Within the material below, find each line bearing the word "veiligheidsgordel" and present it.

:::::

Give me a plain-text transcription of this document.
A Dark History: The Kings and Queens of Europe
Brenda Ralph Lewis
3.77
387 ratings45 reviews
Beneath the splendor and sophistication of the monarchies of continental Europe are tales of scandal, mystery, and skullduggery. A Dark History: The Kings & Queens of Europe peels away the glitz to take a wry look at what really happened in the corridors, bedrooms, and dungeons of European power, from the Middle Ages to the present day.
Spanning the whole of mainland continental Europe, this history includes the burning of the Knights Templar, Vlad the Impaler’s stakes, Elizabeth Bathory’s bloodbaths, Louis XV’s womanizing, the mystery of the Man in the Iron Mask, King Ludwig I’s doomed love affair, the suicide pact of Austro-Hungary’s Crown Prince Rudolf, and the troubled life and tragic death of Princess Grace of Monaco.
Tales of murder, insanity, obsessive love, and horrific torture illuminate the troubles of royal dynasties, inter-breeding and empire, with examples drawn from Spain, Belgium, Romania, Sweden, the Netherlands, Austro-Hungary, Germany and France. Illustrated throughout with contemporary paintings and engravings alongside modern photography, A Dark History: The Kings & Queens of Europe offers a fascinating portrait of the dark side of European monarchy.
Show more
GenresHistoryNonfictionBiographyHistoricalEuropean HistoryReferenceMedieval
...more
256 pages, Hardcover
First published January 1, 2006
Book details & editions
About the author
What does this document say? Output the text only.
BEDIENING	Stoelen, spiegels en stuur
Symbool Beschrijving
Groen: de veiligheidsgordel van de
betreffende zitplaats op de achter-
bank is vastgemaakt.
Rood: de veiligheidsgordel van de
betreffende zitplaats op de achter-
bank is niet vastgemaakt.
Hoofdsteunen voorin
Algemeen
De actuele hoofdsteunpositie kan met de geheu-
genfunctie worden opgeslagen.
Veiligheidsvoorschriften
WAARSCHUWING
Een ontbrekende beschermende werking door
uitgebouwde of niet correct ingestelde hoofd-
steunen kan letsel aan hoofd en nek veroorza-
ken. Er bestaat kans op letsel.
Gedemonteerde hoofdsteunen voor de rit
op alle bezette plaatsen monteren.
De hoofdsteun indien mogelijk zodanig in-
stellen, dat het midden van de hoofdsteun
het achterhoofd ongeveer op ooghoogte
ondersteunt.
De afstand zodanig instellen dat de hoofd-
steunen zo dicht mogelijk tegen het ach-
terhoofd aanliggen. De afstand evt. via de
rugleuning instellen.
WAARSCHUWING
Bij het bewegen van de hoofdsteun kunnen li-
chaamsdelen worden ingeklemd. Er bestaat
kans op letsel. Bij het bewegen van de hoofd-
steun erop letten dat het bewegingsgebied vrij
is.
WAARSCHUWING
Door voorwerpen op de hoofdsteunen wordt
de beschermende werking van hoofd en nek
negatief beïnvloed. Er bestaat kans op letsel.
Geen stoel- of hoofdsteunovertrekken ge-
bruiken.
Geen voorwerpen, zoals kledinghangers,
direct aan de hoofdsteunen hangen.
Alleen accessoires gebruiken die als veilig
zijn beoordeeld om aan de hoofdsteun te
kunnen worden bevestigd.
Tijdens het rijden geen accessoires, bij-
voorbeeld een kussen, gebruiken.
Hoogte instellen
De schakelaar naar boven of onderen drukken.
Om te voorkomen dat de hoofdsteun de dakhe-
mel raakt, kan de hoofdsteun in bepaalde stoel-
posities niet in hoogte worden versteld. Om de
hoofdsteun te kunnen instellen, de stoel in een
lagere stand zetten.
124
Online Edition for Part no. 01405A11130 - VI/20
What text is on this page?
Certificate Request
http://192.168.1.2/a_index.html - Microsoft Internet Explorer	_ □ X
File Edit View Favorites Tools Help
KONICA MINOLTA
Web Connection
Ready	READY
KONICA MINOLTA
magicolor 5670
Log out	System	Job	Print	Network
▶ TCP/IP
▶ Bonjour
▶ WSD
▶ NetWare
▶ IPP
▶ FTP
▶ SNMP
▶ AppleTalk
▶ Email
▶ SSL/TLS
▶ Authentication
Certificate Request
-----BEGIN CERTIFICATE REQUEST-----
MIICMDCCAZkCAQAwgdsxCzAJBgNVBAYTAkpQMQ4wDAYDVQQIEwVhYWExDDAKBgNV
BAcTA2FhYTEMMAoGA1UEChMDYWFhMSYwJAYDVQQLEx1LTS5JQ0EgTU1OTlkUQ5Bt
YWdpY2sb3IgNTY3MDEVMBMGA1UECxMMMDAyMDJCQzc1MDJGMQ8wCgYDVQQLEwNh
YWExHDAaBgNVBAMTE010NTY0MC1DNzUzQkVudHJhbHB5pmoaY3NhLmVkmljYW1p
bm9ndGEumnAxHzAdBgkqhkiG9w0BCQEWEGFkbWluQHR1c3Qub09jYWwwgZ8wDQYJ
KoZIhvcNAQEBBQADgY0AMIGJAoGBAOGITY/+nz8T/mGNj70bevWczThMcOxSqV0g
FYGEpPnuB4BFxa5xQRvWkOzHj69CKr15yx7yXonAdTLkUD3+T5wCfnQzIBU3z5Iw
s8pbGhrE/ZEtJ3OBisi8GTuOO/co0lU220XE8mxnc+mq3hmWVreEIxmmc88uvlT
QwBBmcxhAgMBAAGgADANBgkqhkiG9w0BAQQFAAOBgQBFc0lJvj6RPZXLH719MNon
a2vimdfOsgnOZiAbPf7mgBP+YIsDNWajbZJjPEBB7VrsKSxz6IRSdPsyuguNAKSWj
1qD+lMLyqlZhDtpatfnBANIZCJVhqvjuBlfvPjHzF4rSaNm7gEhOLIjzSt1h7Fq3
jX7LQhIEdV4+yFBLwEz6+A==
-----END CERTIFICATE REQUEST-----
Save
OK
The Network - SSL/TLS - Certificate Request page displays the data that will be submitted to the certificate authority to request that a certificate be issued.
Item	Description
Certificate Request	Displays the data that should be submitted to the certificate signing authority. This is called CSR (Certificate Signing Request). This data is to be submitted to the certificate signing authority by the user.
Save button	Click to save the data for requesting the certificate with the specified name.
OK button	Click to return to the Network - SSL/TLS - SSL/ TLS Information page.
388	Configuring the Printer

:::::

Written answer |
Groen: de veiligheidsgordel van de
Rood: de veiligheidsgordel van de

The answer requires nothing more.